## [Information provided]

## BEGIN

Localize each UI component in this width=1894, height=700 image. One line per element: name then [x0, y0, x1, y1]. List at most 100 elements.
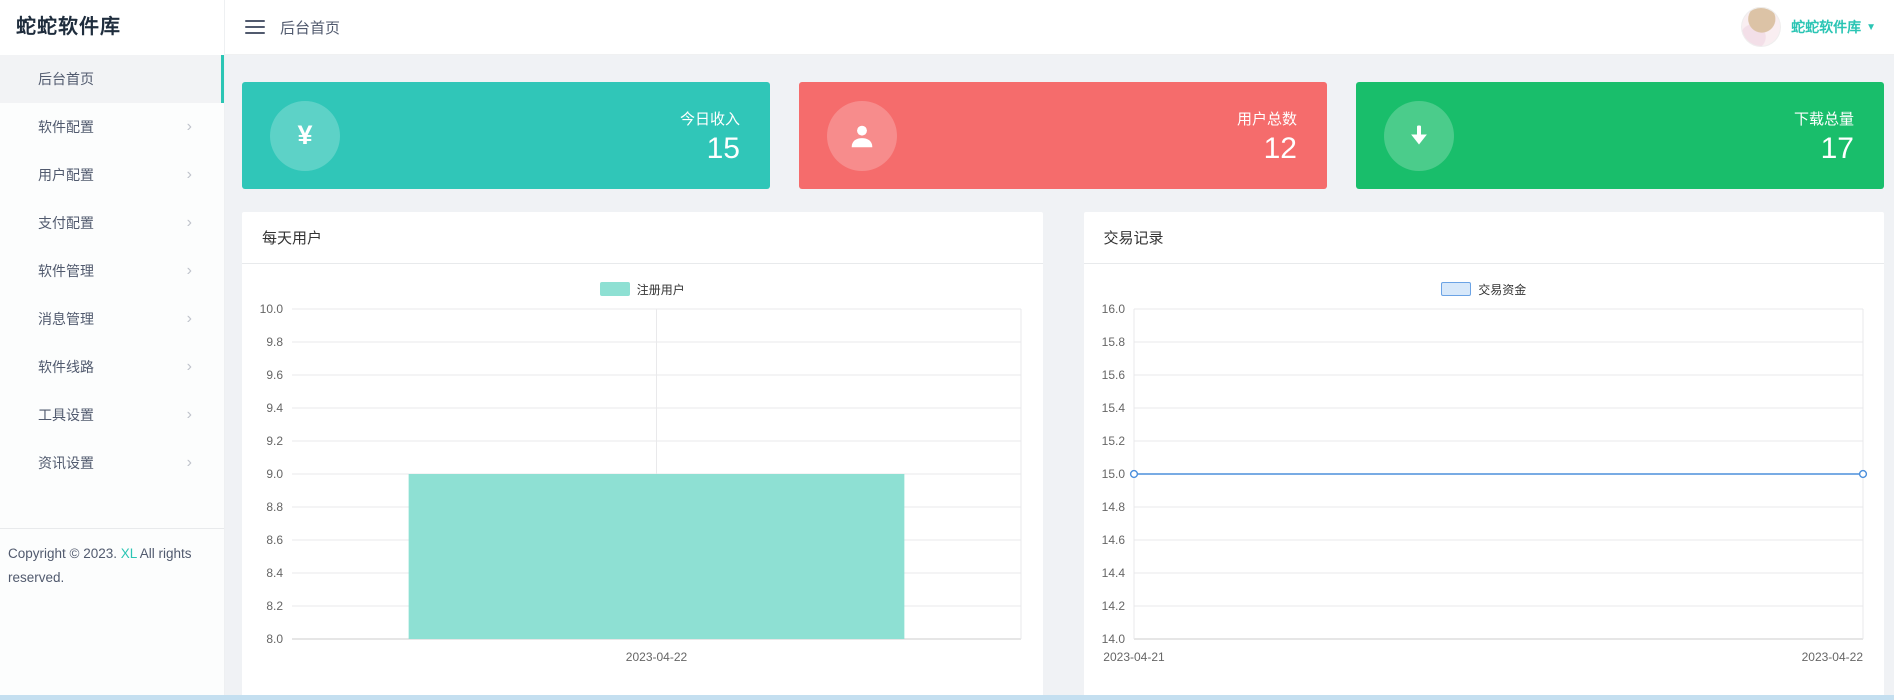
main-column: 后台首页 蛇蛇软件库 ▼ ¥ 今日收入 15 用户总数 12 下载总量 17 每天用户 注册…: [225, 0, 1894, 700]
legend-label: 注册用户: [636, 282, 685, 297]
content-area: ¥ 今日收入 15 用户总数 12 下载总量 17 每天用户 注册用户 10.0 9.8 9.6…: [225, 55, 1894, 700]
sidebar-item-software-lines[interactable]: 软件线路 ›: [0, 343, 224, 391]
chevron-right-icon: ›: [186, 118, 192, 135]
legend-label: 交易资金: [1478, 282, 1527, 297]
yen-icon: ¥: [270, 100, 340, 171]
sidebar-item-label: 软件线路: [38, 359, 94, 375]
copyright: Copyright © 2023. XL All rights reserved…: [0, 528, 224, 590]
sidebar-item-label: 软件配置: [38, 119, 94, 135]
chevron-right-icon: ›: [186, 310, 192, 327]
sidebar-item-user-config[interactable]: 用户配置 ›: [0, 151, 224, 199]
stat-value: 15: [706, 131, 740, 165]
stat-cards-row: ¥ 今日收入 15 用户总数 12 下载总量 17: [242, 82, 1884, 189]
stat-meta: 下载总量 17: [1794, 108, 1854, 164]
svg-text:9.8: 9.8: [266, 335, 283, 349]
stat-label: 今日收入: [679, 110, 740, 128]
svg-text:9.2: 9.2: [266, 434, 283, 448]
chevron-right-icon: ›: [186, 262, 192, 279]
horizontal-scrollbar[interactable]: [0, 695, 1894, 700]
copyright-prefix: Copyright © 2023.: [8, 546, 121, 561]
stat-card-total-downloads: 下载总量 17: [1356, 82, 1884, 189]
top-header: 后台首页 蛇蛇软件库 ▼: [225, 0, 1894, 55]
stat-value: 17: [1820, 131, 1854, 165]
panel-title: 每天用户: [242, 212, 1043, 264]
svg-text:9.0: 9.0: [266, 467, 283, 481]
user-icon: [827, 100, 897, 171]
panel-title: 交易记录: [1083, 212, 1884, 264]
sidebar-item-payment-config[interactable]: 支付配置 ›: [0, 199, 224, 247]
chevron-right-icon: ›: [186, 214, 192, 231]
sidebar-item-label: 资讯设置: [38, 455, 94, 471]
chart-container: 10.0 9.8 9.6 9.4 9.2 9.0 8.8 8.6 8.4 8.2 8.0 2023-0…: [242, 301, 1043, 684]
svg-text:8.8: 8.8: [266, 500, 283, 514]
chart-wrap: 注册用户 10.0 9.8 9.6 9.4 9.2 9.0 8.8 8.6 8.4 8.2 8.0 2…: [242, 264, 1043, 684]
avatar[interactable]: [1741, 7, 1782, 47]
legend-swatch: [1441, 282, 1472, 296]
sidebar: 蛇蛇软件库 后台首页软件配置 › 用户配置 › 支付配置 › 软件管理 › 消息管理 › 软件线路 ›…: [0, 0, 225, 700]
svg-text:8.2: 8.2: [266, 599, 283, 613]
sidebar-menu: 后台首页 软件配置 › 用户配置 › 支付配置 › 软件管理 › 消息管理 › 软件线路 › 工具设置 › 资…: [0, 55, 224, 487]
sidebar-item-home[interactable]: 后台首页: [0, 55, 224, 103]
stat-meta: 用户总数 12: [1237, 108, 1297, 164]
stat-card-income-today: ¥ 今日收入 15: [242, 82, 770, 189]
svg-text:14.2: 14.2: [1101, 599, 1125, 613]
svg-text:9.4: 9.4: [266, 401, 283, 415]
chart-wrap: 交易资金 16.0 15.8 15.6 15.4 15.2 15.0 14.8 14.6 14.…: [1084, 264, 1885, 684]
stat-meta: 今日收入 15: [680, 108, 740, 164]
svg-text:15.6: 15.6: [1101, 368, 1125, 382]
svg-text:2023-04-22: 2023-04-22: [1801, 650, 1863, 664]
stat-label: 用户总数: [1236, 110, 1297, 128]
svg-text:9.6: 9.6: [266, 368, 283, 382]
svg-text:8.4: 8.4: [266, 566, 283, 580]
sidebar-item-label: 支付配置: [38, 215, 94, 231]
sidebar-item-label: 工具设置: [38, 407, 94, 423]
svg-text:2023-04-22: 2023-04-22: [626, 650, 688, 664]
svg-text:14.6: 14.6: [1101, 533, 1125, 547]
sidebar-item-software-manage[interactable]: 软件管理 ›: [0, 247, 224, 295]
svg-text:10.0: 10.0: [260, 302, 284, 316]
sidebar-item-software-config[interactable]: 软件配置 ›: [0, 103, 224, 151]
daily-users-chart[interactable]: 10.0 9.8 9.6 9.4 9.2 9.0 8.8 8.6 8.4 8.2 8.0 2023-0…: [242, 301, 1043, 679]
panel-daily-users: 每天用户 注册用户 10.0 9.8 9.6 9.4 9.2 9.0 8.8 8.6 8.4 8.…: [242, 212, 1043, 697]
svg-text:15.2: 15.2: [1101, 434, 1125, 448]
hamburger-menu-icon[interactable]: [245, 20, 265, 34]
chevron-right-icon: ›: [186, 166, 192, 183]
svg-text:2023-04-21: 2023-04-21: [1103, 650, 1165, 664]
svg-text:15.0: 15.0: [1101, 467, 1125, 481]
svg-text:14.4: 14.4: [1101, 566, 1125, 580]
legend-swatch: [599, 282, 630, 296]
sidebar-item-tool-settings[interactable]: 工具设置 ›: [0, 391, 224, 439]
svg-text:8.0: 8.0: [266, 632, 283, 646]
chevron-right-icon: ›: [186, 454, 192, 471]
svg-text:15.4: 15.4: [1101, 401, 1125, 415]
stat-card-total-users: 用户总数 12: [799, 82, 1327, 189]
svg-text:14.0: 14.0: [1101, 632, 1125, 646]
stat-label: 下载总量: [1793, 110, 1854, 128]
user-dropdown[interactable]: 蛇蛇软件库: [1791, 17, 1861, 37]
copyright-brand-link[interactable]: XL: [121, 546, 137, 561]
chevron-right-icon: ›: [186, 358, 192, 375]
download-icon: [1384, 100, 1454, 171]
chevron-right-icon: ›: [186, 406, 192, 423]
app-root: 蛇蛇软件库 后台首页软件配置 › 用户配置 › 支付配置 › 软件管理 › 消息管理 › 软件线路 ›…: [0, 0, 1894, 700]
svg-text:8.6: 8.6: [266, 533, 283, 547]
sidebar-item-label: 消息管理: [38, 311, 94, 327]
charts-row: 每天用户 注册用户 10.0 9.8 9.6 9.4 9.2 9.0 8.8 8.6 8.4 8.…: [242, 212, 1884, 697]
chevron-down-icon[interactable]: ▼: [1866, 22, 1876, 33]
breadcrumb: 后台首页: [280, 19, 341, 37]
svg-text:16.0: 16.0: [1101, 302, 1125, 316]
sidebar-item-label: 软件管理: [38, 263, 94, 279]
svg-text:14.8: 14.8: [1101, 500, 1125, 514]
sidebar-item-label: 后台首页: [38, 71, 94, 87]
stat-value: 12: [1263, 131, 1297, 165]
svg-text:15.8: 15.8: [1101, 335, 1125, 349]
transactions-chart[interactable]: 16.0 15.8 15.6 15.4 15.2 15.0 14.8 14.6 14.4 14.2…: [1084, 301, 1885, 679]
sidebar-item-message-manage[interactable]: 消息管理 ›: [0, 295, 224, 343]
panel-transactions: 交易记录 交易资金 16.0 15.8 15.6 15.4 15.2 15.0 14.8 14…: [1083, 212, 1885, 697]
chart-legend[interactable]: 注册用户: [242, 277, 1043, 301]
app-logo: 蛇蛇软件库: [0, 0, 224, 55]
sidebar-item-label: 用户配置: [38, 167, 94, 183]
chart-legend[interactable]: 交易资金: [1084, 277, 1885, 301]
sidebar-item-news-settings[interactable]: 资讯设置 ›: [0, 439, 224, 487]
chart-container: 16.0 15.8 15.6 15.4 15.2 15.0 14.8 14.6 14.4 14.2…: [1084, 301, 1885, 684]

## END

## [Written exercise]
Return the lines of the material that run from the line containing "main-column: 后台首页 蛇蛇软件库" through the line containing "sidebar-item-label: 软件线路: [38, 359, 94, 375]", both included, and copy them without any change.

## [The result]
main-column: 后台首页 蛇蛇软件库 ▼ ¥ 今日收入 15 用户总数 12 下载总量 17 每天用户 注册…: [225, 0, 1894, 700]
legend-label: 注册用户: [636, 282, 685, 297]
content-area: ¥ 今日收入 15 用户总数 12 下载总量 17 每天用户 注册用户 10.0 9.8 9.6…: [225, 55, 1894, 700]
sidebar-item-software-lines[interactable]: 软件线路 ›: [0, 343, 224, 391]
chevron-right-icon: ›: [186, 118, 192, 135]
legend-label: 交易资金: [1478, 282, 1527, 297]
yen-icon: ¥: [270, 100, 340, 171]
sidebar-item-label: 软件线路: [38, 359, 94, 375]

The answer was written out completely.